- AIM: Go through the listing beneath this task and return every line that carries the string "zoom".
>>>
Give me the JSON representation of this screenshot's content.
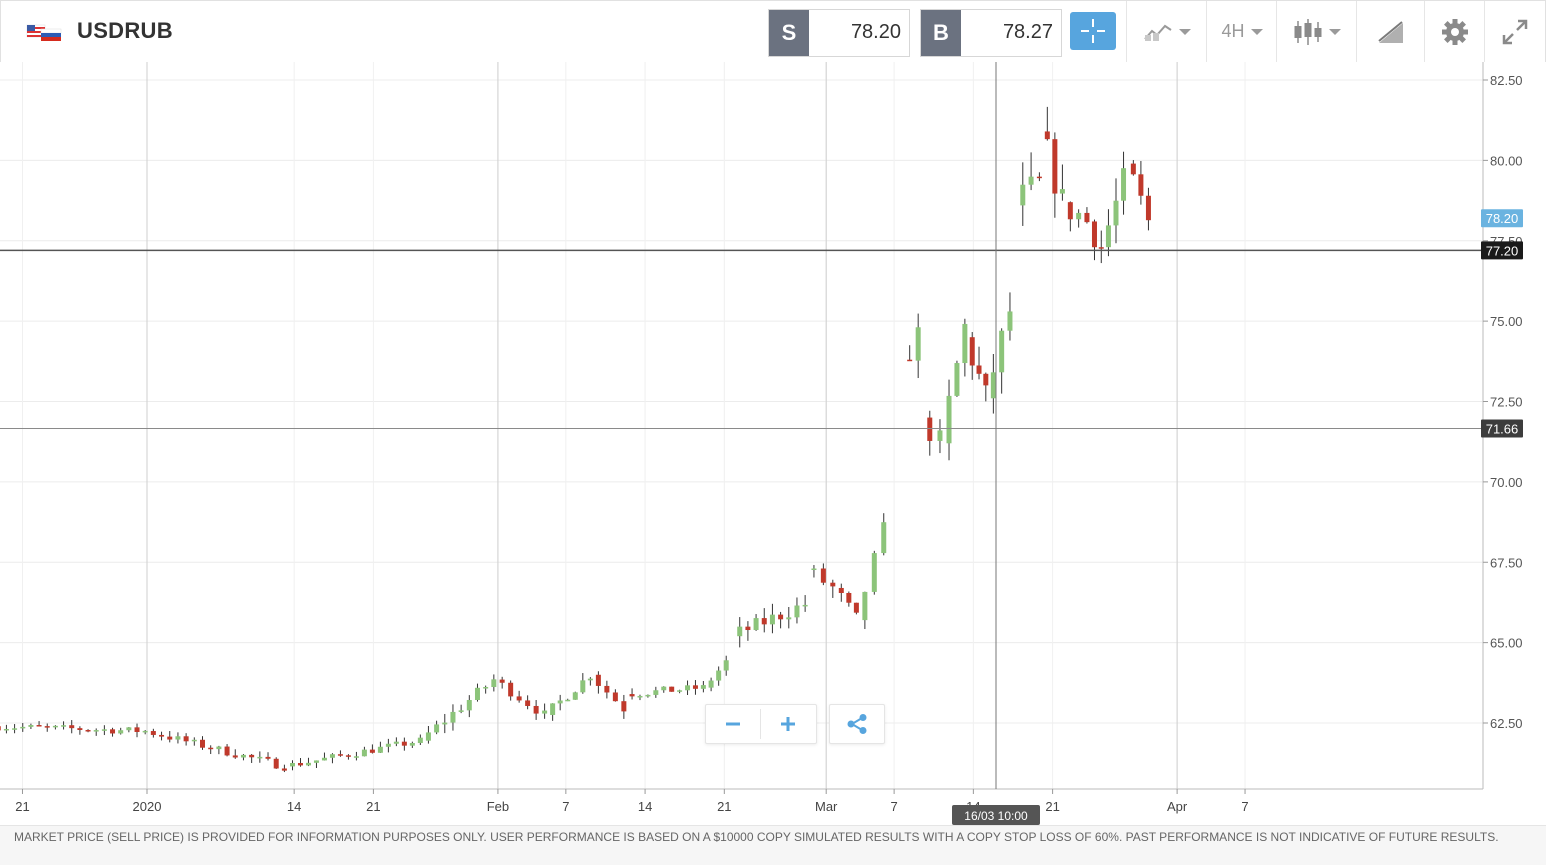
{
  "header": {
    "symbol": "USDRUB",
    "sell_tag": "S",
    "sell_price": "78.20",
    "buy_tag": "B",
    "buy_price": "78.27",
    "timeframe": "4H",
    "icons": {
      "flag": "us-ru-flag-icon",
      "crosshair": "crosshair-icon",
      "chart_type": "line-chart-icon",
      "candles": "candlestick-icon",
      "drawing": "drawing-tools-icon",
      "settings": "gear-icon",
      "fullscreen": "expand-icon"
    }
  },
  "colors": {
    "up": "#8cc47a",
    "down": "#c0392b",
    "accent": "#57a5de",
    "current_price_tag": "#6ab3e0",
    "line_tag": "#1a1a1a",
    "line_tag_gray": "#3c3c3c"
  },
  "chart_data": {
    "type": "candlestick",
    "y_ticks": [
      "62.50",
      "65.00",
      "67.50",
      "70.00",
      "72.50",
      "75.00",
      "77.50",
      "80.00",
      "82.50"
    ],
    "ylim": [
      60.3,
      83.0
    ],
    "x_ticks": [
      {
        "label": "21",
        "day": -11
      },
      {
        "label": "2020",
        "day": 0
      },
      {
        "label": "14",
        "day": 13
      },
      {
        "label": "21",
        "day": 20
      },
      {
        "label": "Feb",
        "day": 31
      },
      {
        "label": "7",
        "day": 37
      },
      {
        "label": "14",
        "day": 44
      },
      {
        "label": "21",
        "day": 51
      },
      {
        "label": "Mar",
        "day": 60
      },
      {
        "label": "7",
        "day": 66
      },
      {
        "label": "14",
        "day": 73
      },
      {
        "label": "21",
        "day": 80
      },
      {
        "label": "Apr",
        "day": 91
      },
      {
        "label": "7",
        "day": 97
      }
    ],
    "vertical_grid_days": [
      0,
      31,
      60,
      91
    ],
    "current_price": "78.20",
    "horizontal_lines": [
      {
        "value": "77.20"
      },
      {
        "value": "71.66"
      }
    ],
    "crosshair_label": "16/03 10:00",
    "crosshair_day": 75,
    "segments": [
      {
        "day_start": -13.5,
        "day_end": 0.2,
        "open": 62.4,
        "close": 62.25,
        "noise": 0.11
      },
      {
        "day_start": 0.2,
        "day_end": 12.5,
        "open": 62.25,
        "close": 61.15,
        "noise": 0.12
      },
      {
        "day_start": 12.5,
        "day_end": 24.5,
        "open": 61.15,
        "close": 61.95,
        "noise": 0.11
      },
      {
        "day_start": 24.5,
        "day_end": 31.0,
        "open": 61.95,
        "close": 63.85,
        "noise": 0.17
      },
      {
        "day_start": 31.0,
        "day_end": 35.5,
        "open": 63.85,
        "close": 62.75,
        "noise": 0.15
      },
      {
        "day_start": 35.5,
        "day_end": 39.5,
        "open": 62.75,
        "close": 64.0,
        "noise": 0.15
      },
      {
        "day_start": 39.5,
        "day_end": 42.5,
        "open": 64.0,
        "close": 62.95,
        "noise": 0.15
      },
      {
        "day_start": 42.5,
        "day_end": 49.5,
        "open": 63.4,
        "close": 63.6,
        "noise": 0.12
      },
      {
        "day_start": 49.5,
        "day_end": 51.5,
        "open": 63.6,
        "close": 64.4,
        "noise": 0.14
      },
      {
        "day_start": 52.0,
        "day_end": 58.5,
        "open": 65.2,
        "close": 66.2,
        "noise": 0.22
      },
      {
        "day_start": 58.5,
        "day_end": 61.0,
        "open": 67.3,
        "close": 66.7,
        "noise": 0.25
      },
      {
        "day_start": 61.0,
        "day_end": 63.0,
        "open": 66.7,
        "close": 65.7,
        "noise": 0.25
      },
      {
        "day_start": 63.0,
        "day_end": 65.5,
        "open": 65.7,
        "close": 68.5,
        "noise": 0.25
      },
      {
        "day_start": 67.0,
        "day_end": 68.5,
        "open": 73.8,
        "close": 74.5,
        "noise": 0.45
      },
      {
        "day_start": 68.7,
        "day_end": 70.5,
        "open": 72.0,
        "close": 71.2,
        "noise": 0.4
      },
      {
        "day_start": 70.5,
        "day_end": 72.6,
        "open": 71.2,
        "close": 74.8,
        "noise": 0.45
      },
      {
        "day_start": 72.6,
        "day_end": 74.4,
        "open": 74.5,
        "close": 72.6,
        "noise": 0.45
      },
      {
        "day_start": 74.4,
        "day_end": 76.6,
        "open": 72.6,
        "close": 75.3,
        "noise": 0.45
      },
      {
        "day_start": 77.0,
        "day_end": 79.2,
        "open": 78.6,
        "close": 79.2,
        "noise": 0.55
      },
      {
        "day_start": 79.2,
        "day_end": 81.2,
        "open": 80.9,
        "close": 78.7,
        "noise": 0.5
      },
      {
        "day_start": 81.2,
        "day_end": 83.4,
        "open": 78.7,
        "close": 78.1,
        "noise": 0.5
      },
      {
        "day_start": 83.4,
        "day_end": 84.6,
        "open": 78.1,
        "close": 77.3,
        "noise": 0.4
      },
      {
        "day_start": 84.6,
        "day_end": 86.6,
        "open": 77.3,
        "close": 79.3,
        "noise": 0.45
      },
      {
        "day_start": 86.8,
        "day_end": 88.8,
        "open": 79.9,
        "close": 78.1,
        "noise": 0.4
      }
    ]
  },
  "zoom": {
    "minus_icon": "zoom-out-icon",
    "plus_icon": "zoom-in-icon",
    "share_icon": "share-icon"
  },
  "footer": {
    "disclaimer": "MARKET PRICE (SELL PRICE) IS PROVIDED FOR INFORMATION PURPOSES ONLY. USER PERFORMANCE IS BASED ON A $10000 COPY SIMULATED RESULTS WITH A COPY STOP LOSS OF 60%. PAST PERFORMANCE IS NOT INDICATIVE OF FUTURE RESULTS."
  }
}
<<<
>>>
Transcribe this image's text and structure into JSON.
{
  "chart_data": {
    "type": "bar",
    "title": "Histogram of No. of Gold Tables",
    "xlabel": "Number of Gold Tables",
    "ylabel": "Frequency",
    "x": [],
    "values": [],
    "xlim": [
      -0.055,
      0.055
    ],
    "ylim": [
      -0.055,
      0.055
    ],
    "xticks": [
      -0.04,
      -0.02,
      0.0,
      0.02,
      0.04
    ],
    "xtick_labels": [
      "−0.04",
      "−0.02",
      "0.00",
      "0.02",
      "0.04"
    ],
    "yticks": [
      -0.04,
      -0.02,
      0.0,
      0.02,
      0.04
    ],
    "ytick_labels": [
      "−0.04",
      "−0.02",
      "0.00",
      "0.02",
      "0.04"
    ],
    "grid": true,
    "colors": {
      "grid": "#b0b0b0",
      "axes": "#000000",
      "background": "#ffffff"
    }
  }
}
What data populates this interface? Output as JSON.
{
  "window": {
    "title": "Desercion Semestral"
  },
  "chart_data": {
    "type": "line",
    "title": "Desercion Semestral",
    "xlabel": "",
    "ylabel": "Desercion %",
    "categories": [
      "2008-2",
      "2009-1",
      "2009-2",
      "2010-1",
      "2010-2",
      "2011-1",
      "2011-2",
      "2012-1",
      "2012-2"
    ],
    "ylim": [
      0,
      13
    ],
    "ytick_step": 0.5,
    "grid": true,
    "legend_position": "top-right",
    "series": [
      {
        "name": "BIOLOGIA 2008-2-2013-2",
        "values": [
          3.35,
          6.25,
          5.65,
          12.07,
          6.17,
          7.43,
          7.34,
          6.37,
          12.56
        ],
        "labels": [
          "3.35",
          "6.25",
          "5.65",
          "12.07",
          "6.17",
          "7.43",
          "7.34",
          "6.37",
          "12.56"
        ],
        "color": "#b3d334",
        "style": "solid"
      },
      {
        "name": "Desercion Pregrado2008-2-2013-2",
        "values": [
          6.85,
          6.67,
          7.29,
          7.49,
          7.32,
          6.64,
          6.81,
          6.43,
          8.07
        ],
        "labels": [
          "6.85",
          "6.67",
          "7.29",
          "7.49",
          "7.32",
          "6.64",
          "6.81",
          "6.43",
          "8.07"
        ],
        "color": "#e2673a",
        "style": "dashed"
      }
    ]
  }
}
<<<
>>>
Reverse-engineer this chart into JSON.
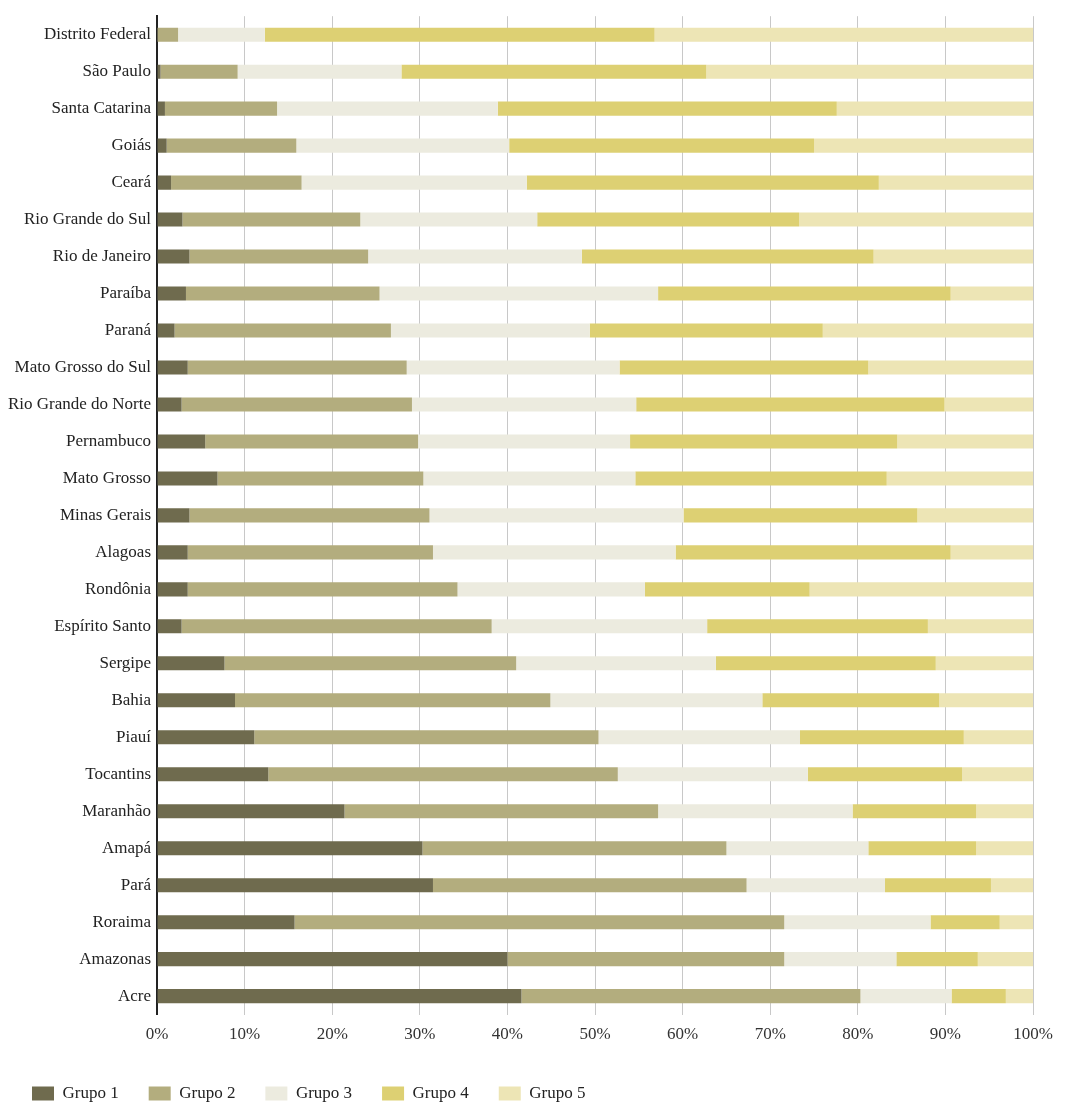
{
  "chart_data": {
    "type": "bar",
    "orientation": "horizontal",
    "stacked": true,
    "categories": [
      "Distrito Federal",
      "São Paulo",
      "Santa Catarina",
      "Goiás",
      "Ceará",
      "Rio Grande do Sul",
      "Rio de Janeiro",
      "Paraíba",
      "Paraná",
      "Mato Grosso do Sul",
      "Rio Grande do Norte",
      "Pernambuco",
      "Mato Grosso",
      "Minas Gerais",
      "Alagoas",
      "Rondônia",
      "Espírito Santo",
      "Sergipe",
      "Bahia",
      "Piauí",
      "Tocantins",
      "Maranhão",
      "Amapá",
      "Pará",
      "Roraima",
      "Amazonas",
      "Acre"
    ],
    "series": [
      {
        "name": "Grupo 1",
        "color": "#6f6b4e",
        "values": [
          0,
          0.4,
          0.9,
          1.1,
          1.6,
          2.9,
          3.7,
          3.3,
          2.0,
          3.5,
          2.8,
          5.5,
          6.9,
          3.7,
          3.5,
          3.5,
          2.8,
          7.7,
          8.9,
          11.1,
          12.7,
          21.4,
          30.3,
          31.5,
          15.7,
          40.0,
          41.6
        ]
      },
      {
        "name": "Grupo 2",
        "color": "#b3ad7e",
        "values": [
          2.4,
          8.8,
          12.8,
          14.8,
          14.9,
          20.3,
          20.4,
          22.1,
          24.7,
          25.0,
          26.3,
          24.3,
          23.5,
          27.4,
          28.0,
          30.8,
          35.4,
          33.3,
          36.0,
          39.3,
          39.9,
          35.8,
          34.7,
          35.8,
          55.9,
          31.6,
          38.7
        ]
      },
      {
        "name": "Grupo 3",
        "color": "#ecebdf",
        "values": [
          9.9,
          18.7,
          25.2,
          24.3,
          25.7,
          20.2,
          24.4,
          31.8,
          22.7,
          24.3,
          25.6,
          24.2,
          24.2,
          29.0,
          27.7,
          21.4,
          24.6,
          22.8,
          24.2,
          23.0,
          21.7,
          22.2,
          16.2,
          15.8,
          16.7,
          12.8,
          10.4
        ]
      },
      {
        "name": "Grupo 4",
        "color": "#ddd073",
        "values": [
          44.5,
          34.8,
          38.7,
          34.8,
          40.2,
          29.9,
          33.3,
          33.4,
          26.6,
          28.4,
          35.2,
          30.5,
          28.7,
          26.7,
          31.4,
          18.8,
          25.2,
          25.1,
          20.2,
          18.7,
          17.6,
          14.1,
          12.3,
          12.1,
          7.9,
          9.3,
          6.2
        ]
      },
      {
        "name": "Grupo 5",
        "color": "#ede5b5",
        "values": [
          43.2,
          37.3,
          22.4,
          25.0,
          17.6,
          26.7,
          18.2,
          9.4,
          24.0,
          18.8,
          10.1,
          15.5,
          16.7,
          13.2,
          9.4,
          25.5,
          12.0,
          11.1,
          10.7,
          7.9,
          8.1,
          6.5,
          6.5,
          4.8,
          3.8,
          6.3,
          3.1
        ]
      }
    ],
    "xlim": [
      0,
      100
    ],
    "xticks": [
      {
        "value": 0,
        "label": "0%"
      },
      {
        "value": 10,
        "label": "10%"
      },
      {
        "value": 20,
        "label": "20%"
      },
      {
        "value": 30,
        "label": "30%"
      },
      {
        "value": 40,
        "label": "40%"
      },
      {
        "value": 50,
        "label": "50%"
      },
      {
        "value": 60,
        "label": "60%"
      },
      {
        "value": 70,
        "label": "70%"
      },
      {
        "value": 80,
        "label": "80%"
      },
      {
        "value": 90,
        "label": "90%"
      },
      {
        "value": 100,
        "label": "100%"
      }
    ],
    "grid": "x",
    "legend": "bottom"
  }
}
<<<
- RESULT OF THIS EXERCISE:
  "zoom": {
    "minus_icon": "zoom-out-icon",
    "plus_icon": "zoom-in-icon",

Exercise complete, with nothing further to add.